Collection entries
◇ ◇ ◇ ◇ ◇
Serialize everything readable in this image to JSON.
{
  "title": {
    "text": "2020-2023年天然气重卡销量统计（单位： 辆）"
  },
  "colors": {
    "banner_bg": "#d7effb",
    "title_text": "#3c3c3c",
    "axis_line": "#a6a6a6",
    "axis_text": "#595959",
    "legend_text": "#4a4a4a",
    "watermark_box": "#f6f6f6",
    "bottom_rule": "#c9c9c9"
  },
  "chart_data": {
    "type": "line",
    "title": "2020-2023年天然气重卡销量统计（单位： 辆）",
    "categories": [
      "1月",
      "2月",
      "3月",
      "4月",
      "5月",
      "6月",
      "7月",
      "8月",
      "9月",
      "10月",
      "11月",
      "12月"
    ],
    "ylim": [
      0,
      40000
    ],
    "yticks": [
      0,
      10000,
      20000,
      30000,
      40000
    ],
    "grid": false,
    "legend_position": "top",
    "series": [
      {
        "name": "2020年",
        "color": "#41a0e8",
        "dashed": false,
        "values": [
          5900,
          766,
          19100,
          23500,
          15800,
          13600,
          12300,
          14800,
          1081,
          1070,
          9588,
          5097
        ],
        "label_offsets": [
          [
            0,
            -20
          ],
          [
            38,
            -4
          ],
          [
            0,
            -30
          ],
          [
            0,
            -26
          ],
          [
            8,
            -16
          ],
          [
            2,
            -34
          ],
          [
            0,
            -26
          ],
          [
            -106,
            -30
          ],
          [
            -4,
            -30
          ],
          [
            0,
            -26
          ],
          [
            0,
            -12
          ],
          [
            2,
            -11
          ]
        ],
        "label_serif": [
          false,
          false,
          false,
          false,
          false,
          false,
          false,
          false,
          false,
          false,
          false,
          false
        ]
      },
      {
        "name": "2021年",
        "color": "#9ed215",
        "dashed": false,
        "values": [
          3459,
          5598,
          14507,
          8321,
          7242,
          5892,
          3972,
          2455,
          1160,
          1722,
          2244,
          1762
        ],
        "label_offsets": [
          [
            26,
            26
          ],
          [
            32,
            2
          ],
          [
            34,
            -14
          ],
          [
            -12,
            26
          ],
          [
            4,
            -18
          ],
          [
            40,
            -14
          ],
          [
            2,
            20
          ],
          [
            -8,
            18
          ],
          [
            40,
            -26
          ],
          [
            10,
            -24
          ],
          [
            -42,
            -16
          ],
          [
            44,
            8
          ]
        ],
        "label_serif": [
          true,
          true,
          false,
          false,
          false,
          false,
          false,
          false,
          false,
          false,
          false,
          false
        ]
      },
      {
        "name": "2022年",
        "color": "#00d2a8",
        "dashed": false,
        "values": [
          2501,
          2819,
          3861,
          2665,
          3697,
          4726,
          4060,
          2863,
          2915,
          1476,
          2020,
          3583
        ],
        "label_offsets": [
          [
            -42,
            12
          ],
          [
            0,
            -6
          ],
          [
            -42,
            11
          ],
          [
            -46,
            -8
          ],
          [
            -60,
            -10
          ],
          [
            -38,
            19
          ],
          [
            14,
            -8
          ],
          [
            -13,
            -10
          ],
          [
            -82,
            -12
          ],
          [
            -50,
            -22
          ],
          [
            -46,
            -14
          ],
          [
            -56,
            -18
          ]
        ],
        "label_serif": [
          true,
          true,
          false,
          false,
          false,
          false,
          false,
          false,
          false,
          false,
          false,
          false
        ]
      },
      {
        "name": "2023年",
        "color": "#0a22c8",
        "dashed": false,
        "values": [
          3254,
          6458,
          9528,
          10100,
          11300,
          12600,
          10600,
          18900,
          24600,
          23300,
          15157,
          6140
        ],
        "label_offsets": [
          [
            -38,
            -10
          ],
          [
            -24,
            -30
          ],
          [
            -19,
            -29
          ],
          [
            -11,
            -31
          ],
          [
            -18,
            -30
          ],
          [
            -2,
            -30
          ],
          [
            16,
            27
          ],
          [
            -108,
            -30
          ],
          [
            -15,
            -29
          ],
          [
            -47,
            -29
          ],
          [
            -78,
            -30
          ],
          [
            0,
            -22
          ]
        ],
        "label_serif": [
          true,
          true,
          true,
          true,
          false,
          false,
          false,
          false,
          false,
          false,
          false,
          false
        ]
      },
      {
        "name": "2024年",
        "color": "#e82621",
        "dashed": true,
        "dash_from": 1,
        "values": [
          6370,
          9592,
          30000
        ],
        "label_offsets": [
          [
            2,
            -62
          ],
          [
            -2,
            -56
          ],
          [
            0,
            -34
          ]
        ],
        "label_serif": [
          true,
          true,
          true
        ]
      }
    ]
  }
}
◇ ◇ ◇ ◇ ◇
Transcribe each record exactly. Leave nothing out.

#### [Response to the task]
Serialize everything readable in this image to JSON.
{
  "title": {
    "text": "2020-2023年天然气重卡销量统计（单位： 辆）"
  },
  "colors": {
    "banner_bg": "#d7effb",
    "title_text": "#3c3c3c",
    "axis_line": "#a6a6a6",
    "axis_text": "#595959",
    "legend_text": "#4a4a4a",
    "watermark_box": "#f6f6f6",
    "bottom_rule": "#c9c9c9"
  },
  "chart_data": {
    "type": "line",
    "title": "2020-2023年天然气重卡销量统计（单位： 辆）",
    "categories": [
      "1月",
      "2月",
      "3月",
      "4月",
      "5月",
      "6月",
      "7月",
      "8月",
      "9月",
      "10月",
      "11月",
      "12月"
    ],
    "ylim": [
      0,
      40000
    ],
    "yticks": [
      0,
      10000,
      20000,
      30000,
      40000
    ],
    "grid": false,
    "legend_position": "top",
    "series": [
      {
        "name": "2020年",
        "color": "#41a0e8",
        "dashed": false,
        "values": [
          5900,
          766,
          19100,
          23500,
          15800,
          13600,
          12300,
          14800,
          1081,
          1070,
          9588,
          5097
        ],
        "label_offsets": [
          [
            0,
            -20
          ],
          [
            38,
            -4
          ],
          [
            0,
            -30
          ],
          [
            0,
            -26
          ],
          [
            8,
            -16
          ],
          [
            2,
            -34
          ],
          [
            0,
            -26
          ],
          [
            -106,
            -30
          ],
          [
            -4,
            -30
          ],
          [
            0,
            -26
          ],
          [
            0,
            -12
          ],
          [
            2,
            -11
          ]
        ],
        "label_serif": [
          false,
          false,
          false,
          false,
          false,
          false,
          false,
          false,
          false,
          false,
          false,
          false
        ]
      },
      {
        "name": "2021年",
        "color": "#9ed215",
        "dashed": false,
        "values": [
          3459,
          5598,
          14507,
          8321,
          7242,
          5892,
          3972,
          2455,
          1160,
          1722,
          2244,
          1762
        ],
        "label_offsets": [
          [
            26,
            26
          ],
          [
            32,
            2
          ],
          [
            34,
            -14
          ],
          [
            -12,
            26
          ],
          [
            4,
            -18
          ],
          [
            40,
            -14
          ],
          [
            2,
            20
          ],
          [
            -8,
            18
          ],
          [
            40,
            -26
          ],
          [
            10,
            -24
          ],
          [
            -42,
            -16
          ],
          [
            44,
            8
          ]
        ],
        "label_serif": [
          true,
          true,
          false,
          false,
          false,
          false,
          false,
          false,
          false,
          false,
          false,
          false
        ]
      },
      {
        "name": "2022年",
        "color": "#00d2a8",
        "dashed": false,
        "values": [
          2501,
          2819,
          3861,
          2665,
          3697,
          4726,
          4060,
          2863,
          2915,
          1476,
          2020,
          3583
        ],
        "label_offsets": [
          [
            -42,
            12
          ],
          [
            0,
            -6
          ],
          [
            -42,
            11
          ],
          [
            -46,
            -8
          ],
          [
            -60,
            -10
          ],
          [
            -38,
            19
          ],
          [
            14,
            -8
          ],
          [
            -13,
            -10
          ],
          [
            -82,
            -12
          ],
          [
            -50,
            -22
          ],
          [
            -46,
            -14
          ],
          [
            -56,
            -18
          ]
        ],
        "label_serif": [
          true,
          true,
          false,
          false,
          false,
          false,
          false,
          false,
          false,
          false,
          false,
          false
        ]
      },
      {
        "name": "2023年",
        "color": "#0a22c8",
        "dashed": false,
        "values": [
          3254,
          6458,
          9528,
          10100,
          11300,
          12600,
          10600,
          18900,
          24600,
          23300,
          15157,
          6140
        ],
        "label_offsets": [
          [
            -38,
            -10
          ],
          [
            -24,
            -30
          ],
          [
            -19,
            -29
          ],
          [
            -11,
            -31
          ],
          [
            -18,
            -30
          ],
          [
            -2,
            -30
          ],
          [
            16,
            27
          ],
          [
            -108,
            -30
          ],
          [
            -15,
            -29
          ],
          [
            -47,
            -29
          ],
          [
            -78,
            -30
          ],
          [
            0,
            -22
          ]
        ],
        "label_serif": [
          true,
          true,
          true,
          true,
          false,
          false,
          false,
          false,
          false,
          false,
          false,
          false
        ]
      },
      {
        "name": "2024年",
        "color": "#e82621",
        "dashed": true,
        "dash_from": 1,
        "values": [
          6370,
          9592,
          30000
        ],
        "label_offsets": [
          [
            2,
            -62
          ],
          [
            -2,
            -56
          ],
          [
            0,
            -34
          ]
        ],
        "label_serif": [
          true,
          true,
          true
        ]
      }
    ]
  }
}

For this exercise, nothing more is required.